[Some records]

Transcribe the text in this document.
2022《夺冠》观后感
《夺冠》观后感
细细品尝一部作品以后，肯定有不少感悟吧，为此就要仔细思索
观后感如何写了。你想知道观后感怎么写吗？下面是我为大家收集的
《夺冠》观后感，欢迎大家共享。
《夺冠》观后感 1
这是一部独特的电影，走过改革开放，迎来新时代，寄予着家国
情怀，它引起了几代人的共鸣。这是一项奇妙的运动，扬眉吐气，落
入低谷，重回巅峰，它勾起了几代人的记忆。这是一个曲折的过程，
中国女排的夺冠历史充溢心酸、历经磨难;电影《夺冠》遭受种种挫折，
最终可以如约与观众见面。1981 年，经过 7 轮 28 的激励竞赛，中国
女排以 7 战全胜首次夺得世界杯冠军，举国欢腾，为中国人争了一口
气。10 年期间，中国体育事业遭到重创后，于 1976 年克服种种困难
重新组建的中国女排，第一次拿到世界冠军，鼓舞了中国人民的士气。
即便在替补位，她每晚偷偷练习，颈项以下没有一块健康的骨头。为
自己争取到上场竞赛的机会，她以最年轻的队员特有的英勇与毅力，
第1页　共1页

### [Exercise]
Write every entry out again exactly.

### [Response for this exercise]
Transcribe the text in this document.
2022《夺冠》观后感
《夺冠》观后感
细细品尝一部作品以后，肯定有不少感悟吧，为此就要仔细思索
观后感如何写了。你想知道观后感怎么写吗？下面是我为大家收集的
《夺冠》观后感，欢迎大家共享。
《夺冠》观后感 1
这是一部独特的电影，走过改革开放，迎来新时代，寄予着家国
情怀，它引起了几代人的共鸣。这是一项奇妙的运动，扬眉吐气，落
入低谷，重回巅峰，它勾起了几代人的记忆。这是一个曲折的过程，
中国女排的夺冠历史充溢心酸、历经磨难;电影《夺冠》遭受种种挫折，
最终可以如约与观众见面。1981 年，经过 7 轮 28 的激励竞赛，中国
女排以 7 战全胜首次夺得世界杯冠军，举国欢腾，为中国人争了一口
气。10 年期间，中国体育事业遭到重创后，于 1976 年克服种种困难
重新组建的中国女排，第一次拿到世界冠军，鼓舞了中国人民的士气。
即便在替补位，她每晚偷偷练习，颈项以下没有一块健康的骨头。为
自己争取到上场竞赛的机会，她以最年轻的队员特有的英勇与毅力，
第1页　共1页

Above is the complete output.